Data entries
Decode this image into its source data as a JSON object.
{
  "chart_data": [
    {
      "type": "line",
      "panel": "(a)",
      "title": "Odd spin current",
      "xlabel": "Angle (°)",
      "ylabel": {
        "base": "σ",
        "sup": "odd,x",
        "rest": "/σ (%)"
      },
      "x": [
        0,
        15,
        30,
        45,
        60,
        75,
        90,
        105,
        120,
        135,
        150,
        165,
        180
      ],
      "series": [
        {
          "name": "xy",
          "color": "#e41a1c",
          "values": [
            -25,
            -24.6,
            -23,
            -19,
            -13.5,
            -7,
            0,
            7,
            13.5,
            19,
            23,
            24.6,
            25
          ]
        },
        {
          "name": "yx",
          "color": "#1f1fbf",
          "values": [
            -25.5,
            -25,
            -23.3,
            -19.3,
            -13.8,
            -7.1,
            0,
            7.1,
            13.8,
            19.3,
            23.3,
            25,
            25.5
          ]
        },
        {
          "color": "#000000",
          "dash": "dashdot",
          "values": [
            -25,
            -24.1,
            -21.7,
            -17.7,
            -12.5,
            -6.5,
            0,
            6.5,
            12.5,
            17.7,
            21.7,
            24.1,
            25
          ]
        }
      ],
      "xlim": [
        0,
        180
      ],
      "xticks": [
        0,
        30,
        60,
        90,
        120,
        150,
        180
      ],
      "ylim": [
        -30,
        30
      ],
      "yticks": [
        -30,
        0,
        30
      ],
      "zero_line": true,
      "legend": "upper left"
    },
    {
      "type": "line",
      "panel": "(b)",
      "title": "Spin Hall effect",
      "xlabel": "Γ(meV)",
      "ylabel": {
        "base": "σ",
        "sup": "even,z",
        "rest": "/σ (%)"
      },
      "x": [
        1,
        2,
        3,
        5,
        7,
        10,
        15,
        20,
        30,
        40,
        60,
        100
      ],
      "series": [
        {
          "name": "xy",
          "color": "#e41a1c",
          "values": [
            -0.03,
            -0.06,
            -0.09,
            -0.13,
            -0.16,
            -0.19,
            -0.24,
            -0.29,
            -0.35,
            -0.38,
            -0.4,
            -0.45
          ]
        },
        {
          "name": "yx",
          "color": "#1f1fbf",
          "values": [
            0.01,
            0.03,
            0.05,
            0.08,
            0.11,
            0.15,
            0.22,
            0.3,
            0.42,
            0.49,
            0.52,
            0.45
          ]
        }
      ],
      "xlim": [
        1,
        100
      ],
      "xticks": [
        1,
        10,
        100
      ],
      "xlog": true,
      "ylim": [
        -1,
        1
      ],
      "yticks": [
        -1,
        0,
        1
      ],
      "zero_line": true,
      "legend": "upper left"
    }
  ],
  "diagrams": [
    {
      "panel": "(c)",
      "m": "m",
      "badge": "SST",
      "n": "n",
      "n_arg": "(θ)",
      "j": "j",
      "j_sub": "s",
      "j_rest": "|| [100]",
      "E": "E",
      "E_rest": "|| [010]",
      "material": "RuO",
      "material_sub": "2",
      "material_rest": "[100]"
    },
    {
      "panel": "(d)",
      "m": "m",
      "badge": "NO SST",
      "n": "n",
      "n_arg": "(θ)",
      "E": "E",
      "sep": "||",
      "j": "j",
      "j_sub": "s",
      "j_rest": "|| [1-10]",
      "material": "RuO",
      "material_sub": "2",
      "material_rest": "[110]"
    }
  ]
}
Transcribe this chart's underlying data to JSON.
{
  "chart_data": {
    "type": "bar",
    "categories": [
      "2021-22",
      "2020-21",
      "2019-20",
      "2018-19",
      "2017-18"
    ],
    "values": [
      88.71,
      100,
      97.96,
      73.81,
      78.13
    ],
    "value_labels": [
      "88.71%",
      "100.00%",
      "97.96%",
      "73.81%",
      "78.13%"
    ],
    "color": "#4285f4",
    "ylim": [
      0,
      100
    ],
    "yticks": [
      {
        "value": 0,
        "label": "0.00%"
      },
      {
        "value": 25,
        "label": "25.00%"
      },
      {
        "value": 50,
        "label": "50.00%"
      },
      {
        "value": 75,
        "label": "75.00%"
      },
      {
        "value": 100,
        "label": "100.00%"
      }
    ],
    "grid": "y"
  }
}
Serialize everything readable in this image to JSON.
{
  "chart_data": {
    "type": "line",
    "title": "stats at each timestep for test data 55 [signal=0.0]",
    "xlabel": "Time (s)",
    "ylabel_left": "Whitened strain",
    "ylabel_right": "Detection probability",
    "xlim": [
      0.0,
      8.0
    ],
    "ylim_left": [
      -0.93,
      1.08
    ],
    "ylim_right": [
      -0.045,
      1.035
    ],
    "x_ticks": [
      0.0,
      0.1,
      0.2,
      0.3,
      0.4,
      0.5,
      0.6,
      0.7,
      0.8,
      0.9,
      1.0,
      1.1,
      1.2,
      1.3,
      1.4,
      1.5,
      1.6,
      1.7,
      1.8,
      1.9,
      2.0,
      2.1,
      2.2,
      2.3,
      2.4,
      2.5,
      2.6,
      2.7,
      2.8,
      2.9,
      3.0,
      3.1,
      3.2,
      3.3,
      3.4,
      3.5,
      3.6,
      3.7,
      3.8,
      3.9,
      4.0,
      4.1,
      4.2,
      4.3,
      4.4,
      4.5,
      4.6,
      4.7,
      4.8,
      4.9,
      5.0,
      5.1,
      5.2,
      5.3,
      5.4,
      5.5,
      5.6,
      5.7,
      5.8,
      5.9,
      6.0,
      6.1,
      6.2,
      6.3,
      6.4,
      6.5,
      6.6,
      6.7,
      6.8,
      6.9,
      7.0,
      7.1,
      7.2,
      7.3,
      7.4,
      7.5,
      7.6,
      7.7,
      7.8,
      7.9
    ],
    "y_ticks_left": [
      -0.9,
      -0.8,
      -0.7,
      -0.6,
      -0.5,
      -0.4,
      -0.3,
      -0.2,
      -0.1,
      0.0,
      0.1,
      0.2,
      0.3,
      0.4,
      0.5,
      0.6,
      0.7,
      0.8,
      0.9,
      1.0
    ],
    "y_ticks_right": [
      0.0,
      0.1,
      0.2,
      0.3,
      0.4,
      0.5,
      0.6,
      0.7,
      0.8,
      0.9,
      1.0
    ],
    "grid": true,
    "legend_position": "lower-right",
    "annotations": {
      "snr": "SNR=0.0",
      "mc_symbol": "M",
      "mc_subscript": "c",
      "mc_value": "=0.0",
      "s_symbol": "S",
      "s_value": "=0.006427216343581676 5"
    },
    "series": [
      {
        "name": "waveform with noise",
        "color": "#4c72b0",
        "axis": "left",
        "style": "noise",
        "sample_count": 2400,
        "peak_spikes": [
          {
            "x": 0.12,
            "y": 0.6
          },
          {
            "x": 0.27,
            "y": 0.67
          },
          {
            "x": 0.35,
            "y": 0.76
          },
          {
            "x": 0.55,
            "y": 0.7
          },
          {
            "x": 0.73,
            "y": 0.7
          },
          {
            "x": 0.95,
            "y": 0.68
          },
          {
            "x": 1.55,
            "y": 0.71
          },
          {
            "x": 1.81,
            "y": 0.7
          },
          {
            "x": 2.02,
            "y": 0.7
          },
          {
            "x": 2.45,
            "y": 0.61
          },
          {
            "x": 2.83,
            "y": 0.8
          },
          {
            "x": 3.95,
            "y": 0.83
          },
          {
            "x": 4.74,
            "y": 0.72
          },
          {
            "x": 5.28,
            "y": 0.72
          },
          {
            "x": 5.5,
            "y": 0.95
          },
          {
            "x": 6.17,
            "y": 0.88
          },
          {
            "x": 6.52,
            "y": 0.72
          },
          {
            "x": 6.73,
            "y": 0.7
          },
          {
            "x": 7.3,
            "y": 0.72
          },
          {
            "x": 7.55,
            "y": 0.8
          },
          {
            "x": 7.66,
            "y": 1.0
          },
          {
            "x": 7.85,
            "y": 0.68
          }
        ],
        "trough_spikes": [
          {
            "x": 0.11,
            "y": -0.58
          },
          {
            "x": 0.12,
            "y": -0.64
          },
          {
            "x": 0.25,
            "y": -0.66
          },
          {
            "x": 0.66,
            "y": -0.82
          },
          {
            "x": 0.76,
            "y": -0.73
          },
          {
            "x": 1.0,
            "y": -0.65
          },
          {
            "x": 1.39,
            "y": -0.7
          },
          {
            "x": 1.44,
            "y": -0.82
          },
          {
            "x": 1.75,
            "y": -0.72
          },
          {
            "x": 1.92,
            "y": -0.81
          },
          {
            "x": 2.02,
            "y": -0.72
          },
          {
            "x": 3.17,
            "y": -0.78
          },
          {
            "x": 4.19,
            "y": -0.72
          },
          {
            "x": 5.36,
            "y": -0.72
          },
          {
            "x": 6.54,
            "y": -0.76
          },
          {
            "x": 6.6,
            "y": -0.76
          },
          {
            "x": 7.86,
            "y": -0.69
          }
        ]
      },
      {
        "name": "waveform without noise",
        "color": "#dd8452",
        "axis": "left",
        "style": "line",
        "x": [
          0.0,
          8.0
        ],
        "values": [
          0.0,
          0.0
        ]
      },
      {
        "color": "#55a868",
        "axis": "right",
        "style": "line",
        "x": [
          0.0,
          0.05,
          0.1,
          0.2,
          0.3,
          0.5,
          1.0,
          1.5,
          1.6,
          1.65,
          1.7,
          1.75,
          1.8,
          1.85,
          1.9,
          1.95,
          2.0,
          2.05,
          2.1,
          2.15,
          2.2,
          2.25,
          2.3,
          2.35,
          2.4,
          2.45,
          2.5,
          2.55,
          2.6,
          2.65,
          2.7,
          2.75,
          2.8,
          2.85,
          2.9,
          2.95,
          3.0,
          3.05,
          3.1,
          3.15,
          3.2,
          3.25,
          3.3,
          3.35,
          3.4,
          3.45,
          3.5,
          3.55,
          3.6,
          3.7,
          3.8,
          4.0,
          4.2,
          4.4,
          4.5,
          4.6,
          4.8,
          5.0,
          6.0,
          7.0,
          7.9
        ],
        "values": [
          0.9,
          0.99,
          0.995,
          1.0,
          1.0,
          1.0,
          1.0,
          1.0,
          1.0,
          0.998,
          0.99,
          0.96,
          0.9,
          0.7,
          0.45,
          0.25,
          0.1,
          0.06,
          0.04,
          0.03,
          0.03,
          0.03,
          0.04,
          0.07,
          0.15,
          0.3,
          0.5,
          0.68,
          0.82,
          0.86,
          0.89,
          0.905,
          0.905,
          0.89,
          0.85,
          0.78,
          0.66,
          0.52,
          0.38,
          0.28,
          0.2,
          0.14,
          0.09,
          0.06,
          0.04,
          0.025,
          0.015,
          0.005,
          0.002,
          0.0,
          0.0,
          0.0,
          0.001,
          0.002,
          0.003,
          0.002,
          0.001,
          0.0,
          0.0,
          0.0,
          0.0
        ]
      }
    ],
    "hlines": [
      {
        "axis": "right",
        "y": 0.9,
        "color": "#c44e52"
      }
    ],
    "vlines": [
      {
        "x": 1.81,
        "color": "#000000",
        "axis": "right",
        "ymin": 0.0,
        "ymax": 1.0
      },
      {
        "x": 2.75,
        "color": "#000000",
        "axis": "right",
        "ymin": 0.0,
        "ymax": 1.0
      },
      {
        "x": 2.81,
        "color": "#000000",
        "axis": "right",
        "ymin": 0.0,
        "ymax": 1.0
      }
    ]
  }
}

## WHAT THE TASK ASKS
Copy every line in the records above that contains the word "xlabel".

## ANSWER TO THE PROBLEM
      "xlabel": "Angle (°)",
      "xlabel": "Γ(meV)",
    "xlabel": "Time (s)",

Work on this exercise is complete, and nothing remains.